Retype the material word for word.

Data excerpts:
#####

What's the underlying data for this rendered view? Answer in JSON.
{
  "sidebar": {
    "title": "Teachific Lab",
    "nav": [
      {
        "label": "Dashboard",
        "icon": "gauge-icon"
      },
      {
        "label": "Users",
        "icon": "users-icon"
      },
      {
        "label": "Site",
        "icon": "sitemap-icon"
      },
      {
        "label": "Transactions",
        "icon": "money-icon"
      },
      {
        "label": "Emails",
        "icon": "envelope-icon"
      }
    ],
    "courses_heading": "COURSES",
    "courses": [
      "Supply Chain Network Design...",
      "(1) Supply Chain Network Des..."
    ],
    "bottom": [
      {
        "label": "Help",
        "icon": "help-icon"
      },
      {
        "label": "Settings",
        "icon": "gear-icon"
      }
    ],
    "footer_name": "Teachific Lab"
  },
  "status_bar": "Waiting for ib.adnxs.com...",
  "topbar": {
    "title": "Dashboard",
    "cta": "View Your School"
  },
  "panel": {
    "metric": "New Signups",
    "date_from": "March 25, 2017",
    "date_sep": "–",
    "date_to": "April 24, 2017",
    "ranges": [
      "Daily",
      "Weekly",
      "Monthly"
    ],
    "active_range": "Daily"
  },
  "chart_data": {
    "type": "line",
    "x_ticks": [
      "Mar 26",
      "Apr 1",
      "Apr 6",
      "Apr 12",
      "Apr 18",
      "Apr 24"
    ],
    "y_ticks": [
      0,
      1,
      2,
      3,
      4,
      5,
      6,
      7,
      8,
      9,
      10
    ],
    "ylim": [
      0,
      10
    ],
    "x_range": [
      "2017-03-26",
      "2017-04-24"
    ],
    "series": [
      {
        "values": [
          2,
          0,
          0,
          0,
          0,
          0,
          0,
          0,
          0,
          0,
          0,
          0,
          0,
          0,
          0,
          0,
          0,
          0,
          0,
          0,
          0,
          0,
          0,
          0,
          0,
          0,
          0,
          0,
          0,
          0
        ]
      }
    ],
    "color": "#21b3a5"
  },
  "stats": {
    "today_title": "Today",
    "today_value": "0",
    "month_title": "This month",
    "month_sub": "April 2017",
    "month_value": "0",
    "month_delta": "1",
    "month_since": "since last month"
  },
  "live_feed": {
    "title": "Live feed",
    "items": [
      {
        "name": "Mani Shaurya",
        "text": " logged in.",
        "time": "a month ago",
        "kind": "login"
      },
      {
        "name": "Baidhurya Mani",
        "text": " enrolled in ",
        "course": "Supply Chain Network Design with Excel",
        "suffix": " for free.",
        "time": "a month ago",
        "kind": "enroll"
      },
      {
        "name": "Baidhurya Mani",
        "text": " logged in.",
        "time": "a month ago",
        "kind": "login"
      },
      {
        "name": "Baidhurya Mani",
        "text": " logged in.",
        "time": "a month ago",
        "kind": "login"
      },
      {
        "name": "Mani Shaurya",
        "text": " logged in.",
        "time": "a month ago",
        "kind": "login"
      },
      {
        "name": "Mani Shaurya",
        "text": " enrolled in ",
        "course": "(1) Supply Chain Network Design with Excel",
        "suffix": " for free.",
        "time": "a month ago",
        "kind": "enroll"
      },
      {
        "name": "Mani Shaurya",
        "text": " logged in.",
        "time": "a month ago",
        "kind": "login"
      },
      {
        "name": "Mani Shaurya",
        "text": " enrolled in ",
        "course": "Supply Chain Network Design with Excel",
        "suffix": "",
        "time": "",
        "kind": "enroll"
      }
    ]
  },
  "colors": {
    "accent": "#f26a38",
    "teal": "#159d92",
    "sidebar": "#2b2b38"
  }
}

#####

● TASK OUTPUT:
What's the underlying data for this rendered view? Answer in JSON.
{
  "sidebar": {
    "title": "Teachific Lab",
    "nav": [
      {
        "label": "Dashboard",
        "icon": "gauge-icon"
      },
      {
        "label": "Users",
        "icon": "users-icon"
      },
      {
        "label": "Site",
        "icon": "sitemap-icon"
      },
      {
        "label": "Transactions",
        "icon": "money-icon"
      },
      {
        "label": "Emails",
        "icon": "envelope-icon"
      }
    ],
    "courses_heading": "COURSES",
    "courses": [
      "Supply Chain Network Design...",
      "(1) Supply Chain Network Des..."
    ],
    "bottom": [
      {
        "label": "Help",
        "icon": "help-icon"
      },
      {
        "label": "Settings",
        "icon": "gear-icon"
      }
    ],
    "footer_name": "Teachific Lab"
  },
  "status_bar": "Waiting for ib.adnxs.com...",
  "topbar": {
    "title": "Dashboard",
    "cta": "View Your School"
  },
  "panel": {
    "metric": "New Signups",
    "date_from": "March 25, 2017",
    "date_sep": "–",
    "date_to": "April 24, 2017",
    "ranges": [
      "Daily",
      "Weekly",
      "Monthly"
    ],
    "active_range": "Daily"
  },
  "chart_data": {
    "type": "line",
    "x_ticks": [
      "Mar 26",
      "Apr 1",
      "Apr 6",
      "Apr 12",
      "Apr 18",
      "Apr 24"
    ],
    "y_ticks": [
      0,
      1,
      2,
      3,
      4,
      5,
      6,
      7,
      8,
      9,
      10
    ],
    "ylim": [
      0,
      10
    ],
    "x_range": [
      "2017-03-26",
      "2017-04-24"
    ],
    "series": [
      {
        "values": [
          2,
          0,
          0,
          0,
          0,
          0,
          0,
          0,
          0,
          0,
          0,
          0,
          0,
          0,
          0,
          0,
          0,
          0,
          0,
          0,
          0,
          0,
          0,
          0,
          0,
          0,
          0,
          0,
          0,
          0
        ]
      }
    ],
    "color": "#21b3a5"
  },
  "stats": {
    "today_title": "Today",
    "today_value": "0",
    "month_title": "This month",
    "month_sub": "April 2017",
    "month_value": "0",
    "month_delta": "1",
    "month_since": "since last month"
  },
  "live_feed": {
    "title": "Live feed",
    "items": [
      {
        "name": "Mani Shaurya",
        "text": " logged in.",
        "time": "a month ago",
        "kind": "login"
      },
      {
        "name": "Baidhurya Mani",
        "text": " enrolled in ",
        "course": "Supply Chain Network Design with Excel",
        "suffix": " for free.",
        "time": "a month ago",
        "kind": "enroll"
      },
      {
        "name": "Baidhurya Mani",
        "text": " logged in.",
        "time": "a month ago",
        "kind": "login"
      },
      {
        "name": "Baidhurya Mani",
        "text": " logged in.",
        "time": "a month ago",
        "kind": "login"
      },
      {
        "name": "Mani Shaurya",
        "text": " logged in.",
        "time": "a month ago",
        "kind": "login"
      },
      {
        "name": "Mani Shaurya",
        "text": " enrolled in ",
        "course": "(1) Supply Chain Network Design with Excel",
        "suffix": " for free.",
        "time": "a month ago",
        "kind": "enroll"
      },
      {
        "name": "Mani Shaurya",
        "text": " logged in.",
        "time": "a month ago",
        "kind": "login"
      },
      {
        "name": "Mani Shaurya",
        "text": " enrolled in ",
        "course": "Supply Chain Network Design with Excel",
        "suffix": "",
        "time": "",
        "kind": "enroll"
      }
    ]
  },
  "colors": {
    "accent": "#f26a38",
    "teal": "#159d92",
    "sidebar": "#2b2b38"
  }
}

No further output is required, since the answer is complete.